**The problem:**
Skip every image and restate the data word for word.
## Begin Records to use
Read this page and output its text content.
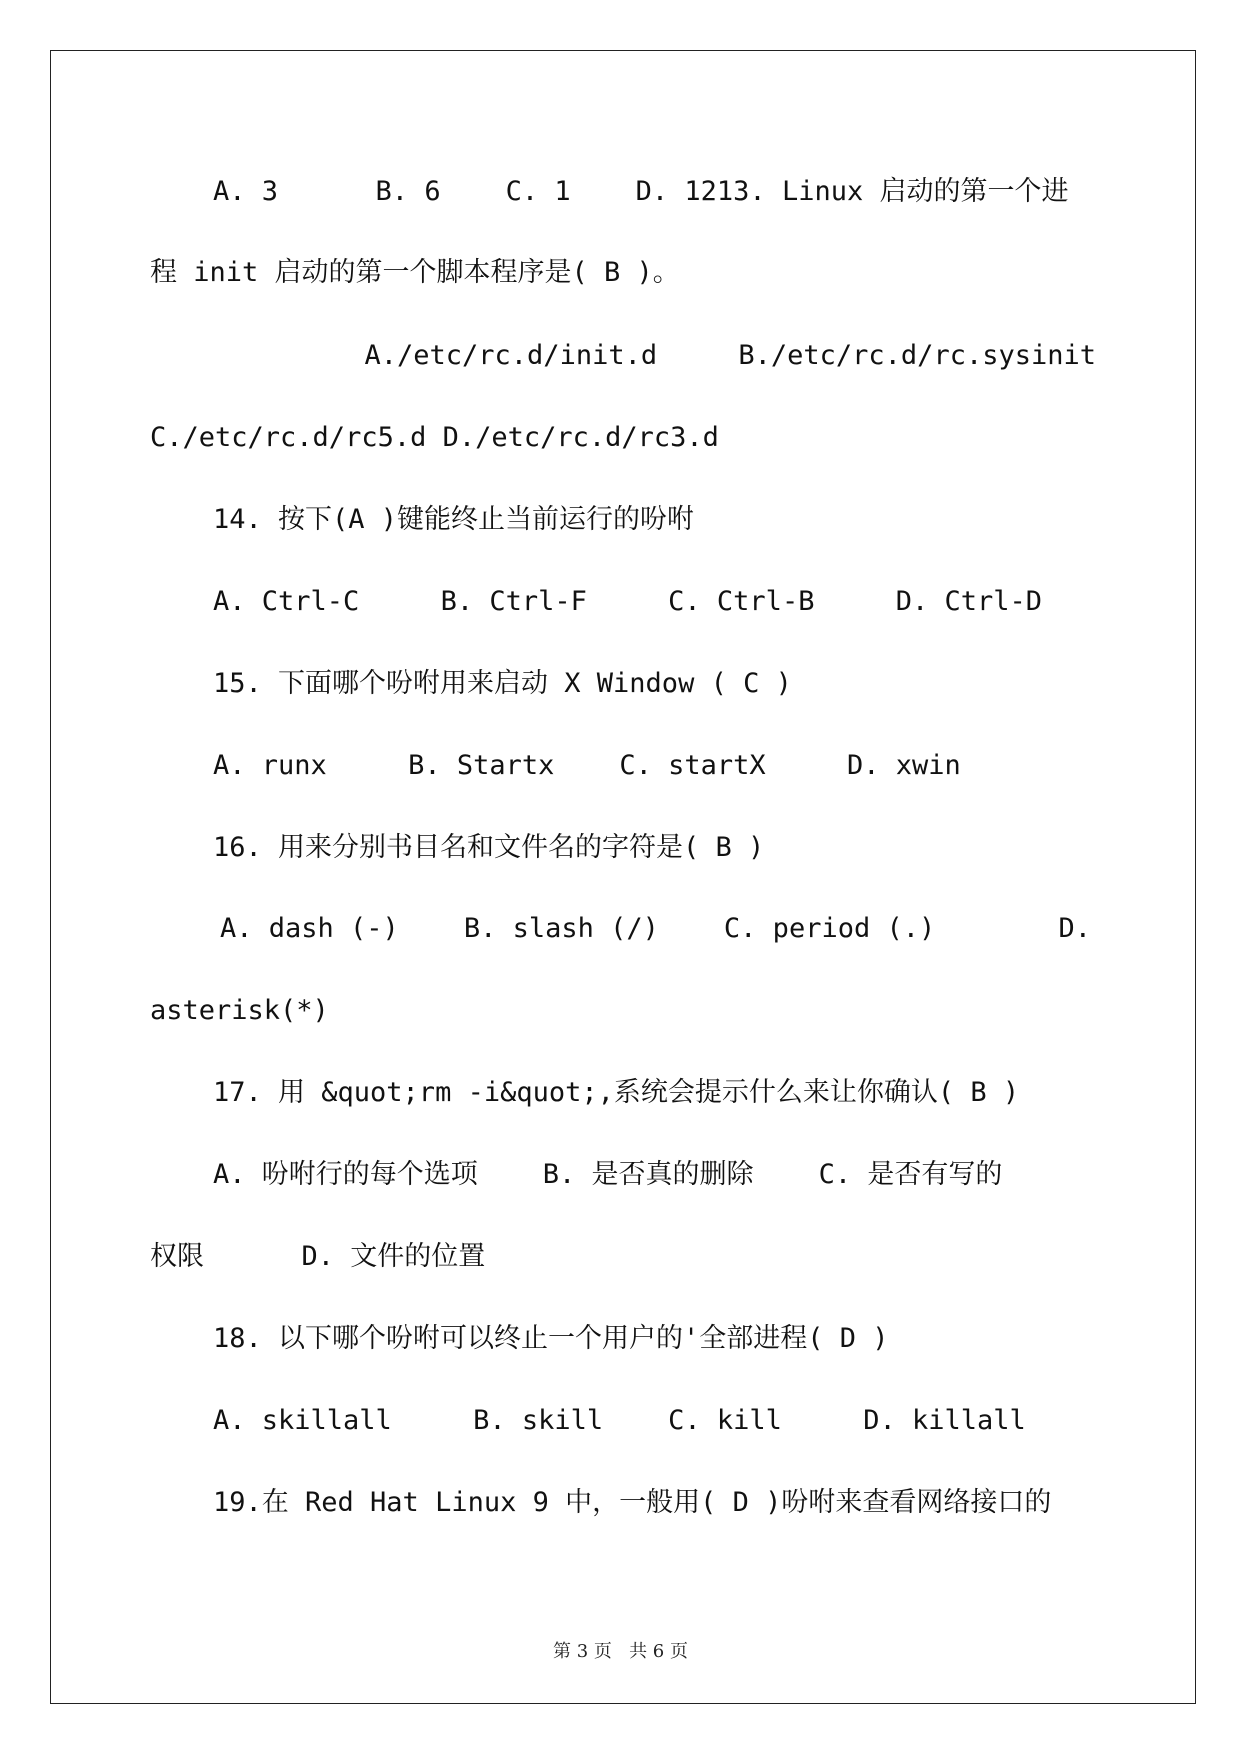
A. 3      B. 6    C. 1    D. 1213. Linux 启动的第一个进
程 init 启动的第一个脚本程序是( B )。
A./etc/rc.d/init.d     B./etc/rc.d/rc.sysinit
C./etc/rc.d/rc5.d D./etc/rc.d/rc3.d
14. 按下(A )键能终止当前运行的吩咐
A. Ctrl-C     B. Ctrl-F     C. Ctrl-B     D. Ctrl-D
15. 下面哪个吩咐用来启动 X Window ( C )
A. runx     B. Startx    C. startX     D. xwin
16. 用来分别书目名和文件名的字符是( B )
A. dash (-)    B. slash (/)    C. period (.)	D.
asterisk(*)
17. 用 &quot;rm -i&quot;,系统会提示什么来让你确认( B )
A. 吩咐行的每个选项    B. 是否真的删除    C. 是否有写的
权限      D. 文件的位置
18. 以下哪个吩咐可以终止一个用户的'全部进程( D )
A. skillall     B. skill    C. kill     D. killall
19.在 Red Hat Linux 9 中，一般用( D )吩咐来查看网络接口的
第 3 页   共 6 页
## End Records to use
**Worked solution:**
Read this page and output its text content.
A. 3      B. 6    C. 1    D. 1213. Linux 启动的第一个进
程 init 启动的第一个脚本程序是( B )。
A./etc/rc.d/init.d     B./etc/rc.d/rc.sysinit
C./etc/rc.d/rc5.d D./etc/rc.d/rc3.d
14. 按下(A )键能终止当前运行的吩咐
A. Ctrl-C     B. Ctrl-F     C. Ctrl-B     D. Ctrl-D
15. 下面哪个吩咐用来启动 X Window ( C )
A. runx     B. Startx    C. startX     D. xwin
16. 用来分别书目名和文件名的字符是( B )
A. dash (-)    B. slash (/)    C. period (.)	D.
asterisk(*)
17. 用 &quot;rm -i&quot;,系统会提示什么来让你确认( B )
A. 吩咐行的每个选项    B. 是否真的删除    C. 是否有写的
权限      D. 文件的位置
18. 以下哪个吩咐可以终止一个用户的'全部进程( D )
A. skillall     B. skill    C. kill     D. killall
19.在 Red Hat Linux 9 中，一般用( D )吩咐来查看网络接口的
第 3 页   共 6 页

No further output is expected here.